TREŚĆ ZADANIA -
Powtórz dosłownie wpisy od samego początku aż do wiersza zawierającego „data-label: 1377: [615, 486, 653, 505]”, łącznie z tym wierszem.

FRAGMENTY WPISÓW -
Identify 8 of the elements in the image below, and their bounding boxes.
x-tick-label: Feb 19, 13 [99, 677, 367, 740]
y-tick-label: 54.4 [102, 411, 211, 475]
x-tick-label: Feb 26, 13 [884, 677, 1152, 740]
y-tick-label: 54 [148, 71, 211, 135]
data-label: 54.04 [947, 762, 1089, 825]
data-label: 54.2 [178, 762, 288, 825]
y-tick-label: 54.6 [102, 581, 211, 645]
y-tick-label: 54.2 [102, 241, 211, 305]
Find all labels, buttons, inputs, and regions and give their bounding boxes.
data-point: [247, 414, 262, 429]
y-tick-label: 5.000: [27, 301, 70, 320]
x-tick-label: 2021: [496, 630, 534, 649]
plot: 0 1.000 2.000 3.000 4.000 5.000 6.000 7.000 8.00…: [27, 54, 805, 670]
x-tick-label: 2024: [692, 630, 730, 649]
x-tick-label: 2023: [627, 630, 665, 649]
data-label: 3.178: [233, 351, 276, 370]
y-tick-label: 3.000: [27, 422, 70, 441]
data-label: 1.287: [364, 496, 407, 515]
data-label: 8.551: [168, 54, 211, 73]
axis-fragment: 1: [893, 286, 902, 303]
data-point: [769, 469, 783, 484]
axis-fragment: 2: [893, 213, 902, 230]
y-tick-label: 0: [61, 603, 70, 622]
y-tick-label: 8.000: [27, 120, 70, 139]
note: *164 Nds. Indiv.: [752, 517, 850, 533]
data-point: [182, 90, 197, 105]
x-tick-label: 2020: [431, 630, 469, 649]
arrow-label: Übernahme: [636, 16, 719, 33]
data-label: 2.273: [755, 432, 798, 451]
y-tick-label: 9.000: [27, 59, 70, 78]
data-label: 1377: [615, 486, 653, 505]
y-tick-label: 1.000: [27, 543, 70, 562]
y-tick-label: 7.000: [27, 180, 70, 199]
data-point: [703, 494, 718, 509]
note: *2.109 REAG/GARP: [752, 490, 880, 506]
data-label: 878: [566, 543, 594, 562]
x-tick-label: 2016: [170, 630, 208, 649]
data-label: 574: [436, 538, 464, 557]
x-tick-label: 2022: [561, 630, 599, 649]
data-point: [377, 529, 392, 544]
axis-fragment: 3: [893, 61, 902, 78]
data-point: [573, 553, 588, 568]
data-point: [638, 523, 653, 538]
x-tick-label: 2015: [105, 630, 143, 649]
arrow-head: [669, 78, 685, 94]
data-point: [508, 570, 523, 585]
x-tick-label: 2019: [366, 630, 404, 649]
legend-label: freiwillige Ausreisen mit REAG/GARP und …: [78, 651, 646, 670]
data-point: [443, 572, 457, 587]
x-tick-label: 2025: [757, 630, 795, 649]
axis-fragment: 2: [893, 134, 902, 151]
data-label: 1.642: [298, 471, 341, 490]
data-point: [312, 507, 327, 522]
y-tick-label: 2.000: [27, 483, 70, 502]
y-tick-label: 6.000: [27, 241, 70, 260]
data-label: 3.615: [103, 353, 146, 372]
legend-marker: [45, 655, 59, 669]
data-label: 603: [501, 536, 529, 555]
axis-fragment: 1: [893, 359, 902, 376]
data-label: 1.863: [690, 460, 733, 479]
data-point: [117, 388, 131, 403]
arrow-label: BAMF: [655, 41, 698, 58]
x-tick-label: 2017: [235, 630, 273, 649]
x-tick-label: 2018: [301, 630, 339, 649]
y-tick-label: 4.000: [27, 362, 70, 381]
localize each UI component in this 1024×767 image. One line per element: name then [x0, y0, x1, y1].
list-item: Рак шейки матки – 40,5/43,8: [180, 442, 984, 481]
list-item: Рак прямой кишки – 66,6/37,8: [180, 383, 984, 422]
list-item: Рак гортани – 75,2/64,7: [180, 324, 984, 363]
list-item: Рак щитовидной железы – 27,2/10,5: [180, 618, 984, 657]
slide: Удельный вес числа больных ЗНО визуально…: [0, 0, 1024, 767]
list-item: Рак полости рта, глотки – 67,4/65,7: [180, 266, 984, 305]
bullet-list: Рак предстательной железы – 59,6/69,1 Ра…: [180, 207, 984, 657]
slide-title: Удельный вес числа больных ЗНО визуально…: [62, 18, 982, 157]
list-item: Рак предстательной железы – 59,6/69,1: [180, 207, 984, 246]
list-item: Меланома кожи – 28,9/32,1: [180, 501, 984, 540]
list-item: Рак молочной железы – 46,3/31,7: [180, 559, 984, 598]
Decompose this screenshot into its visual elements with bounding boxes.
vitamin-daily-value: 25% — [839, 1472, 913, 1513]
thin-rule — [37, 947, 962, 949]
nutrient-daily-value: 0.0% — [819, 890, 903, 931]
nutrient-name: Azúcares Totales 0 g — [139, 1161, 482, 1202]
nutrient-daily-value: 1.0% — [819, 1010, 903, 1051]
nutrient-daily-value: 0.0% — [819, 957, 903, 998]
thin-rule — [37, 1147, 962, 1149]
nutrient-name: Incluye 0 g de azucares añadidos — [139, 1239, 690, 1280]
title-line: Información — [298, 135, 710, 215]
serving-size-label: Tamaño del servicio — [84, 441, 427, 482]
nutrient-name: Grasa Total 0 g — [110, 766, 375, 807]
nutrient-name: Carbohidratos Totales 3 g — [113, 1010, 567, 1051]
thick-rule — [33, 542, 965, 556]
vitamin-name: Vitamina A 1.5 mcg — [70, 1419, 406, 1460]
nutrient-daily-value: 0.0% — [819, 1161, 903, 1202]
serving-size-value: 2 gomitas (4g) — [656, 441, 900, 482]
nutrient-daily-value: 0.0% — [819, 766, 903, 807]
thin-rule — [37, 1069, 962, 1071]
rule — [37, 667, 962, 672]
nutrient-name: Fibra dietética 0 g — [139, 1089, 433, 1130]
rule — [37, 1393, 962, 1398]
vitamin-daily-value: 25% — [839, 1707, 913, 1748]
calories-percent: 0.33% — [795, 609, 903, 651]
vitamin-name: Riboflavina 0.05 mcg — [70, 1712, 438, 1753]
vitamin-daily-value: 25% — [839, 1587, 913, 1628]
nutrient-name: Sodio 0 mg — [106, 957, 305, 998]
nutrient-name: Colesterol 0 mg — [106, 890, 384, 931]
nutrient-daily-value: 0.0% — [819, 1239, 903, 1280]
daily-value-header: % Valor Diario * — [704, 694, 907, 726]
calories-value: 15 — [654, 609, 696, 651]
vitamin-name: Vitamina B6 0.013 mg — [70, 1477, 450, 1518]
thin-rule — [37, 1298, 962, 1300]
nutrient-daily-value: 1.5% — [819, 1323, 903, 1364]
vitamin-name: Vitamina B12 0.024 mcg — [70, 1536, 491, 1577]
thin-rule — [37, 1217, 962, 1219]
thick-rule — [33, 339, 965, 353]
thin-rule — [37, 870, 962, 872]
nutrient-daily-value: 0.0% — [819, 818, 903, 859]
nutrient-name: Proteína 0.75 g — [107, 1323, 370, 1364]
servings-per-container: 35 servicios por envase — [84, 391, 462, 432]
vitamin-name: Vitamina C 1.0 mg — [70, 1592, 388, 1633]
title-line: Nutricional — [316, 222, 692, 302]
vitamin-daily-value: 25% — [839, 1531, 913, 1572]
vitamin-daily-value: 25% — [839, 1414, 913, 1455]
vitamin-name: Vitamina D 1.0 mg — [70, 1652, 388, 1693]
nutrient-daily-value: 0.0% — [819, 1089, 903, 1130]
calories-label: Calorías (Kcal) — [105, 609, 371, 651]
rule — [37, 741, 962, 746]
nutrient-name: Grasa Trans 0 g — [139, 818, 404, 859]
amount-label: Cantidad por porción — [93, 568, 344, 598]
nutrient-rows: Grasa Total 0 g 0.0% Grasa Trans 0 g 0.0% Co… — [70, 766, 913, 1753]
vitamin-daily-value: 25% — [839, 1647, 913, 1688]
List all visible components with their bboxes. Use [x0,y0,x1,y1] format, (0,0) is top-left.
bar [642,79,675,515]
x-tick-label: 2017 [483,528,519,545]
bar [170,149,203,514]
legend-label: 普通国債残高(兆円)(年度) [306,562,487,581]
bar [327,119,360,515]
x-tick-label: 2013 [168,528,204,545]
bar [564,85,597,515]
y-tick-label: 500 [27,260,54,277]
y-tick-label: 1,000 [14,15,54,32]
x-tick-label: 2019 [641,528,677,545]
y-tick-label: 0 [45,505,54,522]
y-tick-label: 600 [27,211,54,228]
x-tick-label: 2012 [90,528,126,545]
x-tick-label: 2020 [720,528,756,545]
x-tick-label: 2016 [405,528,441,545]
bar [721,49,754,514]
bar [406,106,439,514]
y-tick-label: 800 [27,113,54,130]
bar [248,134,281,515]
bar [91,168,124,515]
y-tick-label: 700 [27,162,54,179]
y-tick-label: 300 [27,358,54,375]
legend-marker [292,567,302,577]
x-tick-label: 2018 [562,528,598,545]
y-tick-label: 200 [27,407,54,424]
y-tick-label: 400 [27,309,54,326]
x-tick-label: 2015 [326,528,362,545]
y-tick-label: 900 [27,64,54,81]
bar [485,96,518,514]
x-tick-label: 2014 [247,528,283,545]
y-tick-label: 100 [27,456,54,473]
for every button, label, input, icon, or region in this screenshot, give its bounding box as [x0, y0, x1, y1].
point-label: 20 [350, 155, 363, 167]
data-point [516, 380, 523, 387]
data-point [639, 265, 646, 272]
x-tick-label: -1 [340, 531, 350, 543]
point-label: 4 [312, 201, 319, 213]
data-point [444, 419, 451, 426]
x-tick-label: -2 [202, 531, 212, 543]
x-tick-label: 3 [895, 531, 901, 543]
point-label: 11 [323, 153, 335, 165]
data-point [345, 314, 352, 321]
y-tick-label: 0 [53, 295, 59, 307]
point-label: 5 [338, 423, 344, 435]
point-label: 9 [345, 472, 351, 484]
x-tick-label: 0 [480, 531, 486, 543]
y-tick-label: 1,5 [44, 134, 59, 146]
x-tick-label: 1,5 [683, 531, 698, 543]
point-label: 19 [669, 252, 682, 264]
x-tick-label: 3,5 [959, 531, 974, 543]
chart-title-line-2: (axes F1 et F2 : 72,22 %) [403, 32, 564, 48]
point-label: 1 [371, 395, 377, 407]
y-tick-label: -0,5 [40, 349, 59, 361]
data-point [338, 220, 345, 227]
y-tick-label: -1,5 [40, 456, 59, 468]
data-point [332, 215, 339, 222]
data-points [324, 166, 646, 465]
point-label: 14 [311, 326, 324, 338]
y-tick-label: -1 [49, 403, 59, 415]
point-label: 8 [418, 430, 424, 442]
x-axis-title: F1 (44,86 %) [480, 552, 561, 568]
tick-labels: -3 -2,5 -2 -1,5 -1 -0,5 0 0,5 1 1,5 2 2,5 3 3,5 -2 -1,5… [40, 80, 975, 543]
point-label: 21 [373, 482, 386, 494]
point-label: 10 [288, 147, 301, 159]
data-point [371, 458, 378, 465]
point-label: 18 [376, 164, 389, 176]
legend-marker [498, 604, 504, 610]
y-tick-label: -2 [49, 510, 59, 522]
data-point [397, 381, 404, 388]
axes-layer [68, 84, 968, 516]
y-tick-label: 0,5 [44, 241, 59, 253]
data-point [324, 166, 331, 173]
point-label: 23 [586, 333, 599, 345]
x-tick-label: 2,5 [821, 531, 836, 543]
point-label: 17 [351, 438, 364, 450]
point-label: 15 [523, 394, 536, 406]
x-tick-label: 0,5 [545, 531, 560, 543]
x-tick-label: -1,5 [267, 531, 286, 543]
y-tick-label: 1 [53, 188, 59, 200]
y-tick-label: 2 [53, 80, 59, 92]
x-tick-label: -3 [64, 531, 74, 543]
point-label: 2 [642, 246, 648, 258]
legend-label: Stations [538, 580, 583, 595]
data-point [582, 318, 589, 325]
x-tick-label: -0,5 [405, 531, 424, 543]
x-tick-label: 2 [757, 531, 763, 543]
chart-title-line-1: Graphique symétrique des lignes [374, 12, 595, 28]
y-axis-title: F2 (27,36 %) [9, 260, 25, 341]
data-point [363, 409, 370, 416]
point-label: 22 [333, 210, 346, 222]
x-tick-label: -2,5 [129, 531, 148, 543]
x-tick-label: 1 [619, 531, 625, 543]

WYKONANE ZADANIE -
Identify 8 of the elements in the image below, and their bounding boxes.
x-tick-label: Feb 19, 13 [99, 677, 367, 740]
y-tick-label: 54.4 [102, 411, 211, 475]
x-tick-label: Feb 26, 13 [884, 677, 1152, 740]
y-tick-label: 54 [148, 71, 211, 135]
data-label: 54.04 [947, 762, 1089, 825]
data-label: 54.2 [178, 762, 288, 825]
y-tick-label: 54.6 [102, 581, 211, 645]
y-tick-label: 54.2 [102, 241, 211, 305]
Find all labels, buttons, inputs, and regions and give their bounding boxes.
data-point: [247, 414, 262, 429]
y-tick-label: 5.000: [27, 301, 70, 320]
x-tick-label: 2021: [496, 630, 534, 649]
plot: 0 1.000 2.000 3.000 4.000 5.000 6.000 7.000 8.00…: [27, 54, 805, 670]
x-tick-label: 2024: [692, 630, 730, 649]
x-tick-label: 2023: [627, 630, 665, 649]
data-label: 3.178: [233, 351, 276, 370]
y-tick-label: 3.000: [27, 422, 70, 441]
data-label: 1.287: [364, 496, 407, 515]
data-label: 8.551: [168, 54, 211, 73]
axis-fragment: 1: [893, 286, 902, 303]
data-point: [769, 469, 783, 484]
axis-fragment: 2: [893, 213, 902, 230]
y-tick-label: 0: [61, 603, 70, 622]
y-tick-label: 8.000: [27, 120, 70, 139]
note: *164 Nds. Indiv.: [752, 517, 850, 533]
data-point: [182, 90, 197, 105]
x-tick-label: 2020: [431, 630, 469, 649]
arrow-label: Übernahme: [636, 16, 719, 33]
data-label: 2.273: [755, 432, 798, 451]
y-tick-label: 9.000: [27, 59, 70, 78]
data-label: 1377: [615, 486, 653, 505]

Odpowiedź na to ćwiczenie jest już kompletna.